• [Data records]:
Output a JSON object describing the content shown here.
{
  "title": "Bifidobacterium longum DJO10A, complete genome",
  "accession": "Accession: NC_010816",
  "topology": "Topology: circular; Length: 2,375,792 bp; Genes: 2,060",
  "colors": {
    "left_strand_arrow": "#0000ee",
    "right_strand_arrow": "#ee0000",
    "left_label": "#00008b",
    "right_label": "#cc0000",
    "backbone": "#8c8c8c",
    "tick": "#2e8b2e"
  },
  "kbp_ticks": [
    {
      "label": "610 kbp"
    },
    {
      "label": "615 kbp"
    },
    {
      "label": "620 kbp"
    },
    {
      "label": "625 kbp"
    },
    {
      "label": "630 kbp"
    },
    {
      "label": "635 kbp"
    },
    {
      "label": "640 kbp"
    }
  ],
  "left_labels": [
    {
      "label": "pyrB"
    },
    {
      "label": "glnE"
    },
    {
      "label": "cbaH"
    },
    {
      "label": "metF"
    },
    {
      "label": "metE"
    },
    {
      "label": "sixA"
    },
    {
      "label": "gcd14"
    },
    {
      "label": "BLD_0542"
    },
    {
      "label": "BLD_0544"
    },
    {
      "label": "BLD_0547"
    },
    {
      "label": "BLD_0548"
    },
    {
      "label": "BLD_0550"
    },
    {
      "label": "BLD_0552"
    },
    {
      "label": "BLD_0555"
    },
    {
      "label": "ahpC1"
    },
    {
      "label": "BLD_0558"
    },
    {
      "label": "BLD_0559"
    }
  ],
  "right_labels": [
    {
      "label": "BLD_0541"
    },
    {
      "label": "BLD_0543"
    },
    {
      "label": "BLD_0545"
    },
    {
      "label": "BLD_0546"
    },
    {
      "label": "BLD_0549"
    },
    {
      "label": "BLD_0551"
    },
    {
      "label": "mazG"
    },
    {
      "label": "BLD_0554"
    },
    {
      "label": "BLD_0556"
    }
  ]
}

• [Task]: Transcribe every entry exactly.

• [Response to the exercise]:
Output a JSON object describing the content shown here.
{
  "title": "Bifidobacterium longum DJO10A, complete genome",
  "accession": "Accession: NC_010816",
  "topology": "Topology: circular; Length: 2,375,792 bp; Genes: 2,060",
  "colors": {
    "left_strand_arrow": "#0000ee",
    "right_strand_arrow": "#ee0000",
    "left_label": "#00008b",
    "right_label": "#cc0000",
    "backbone": "#8c8c8c",
    "tick": "#2e8b2e"
  },
  "kbp_ticks": [
    {
      "label": "610 kbp"
    },
    {
      "label": "615 kbp"
    },
    {
      "label": "620 kbp"
    },
    {
      "label": "625 kbp"
    },
    {
      "label": "630 kbp"
    },
    {
      "label": "635 kbp"
    },
    {
      "label": "640 kbp"
    }
  ],
  "left_labels": [
    {
      "label": "pyrB"
    },
    {
      "label": "glnE"
    },
    {
      "label": "cbaH"
    },
    {
      "label": "metF"
    },
    {
      "label": "metE"
    },
    {
      "label": "sixA"
    },
    {
      "label": "gcd14"
    },
    {
      "label": "BLD_0542"
    },
    {
      "label": "BLD_0544"
    },
    {
      "label": "BLD_0547"
    },
    {
      "label": "BLD_0548"
    },
    {
      "label": "BLD_0550"
    },
    {
      "label": "BLD_0552"
    },
    {
      "label": "BLD_0555"
    },
    {
      "label": "ahpC1"
    },
    {
      "label": "BLD_0558"
    },
    {
      "label": "BLD_0559"
    }
  ],
  "right_labels": [
    {
      "label": "BLD_0541"
    },
    {
      "label": "BLD_0543"
    },
    {
      "label": "BLD_0545"
    },
    {
      "label": "BLD_0546"
    },
    {
      "label": "BLD_0549"
    },
    {
      "label": "BLD_0551"
    },
    {
      "label": "mazG"
    },
    {
      "label": "BLD_0554"
    },
    {
      "label": "BLD_0556"
    }
  ]
}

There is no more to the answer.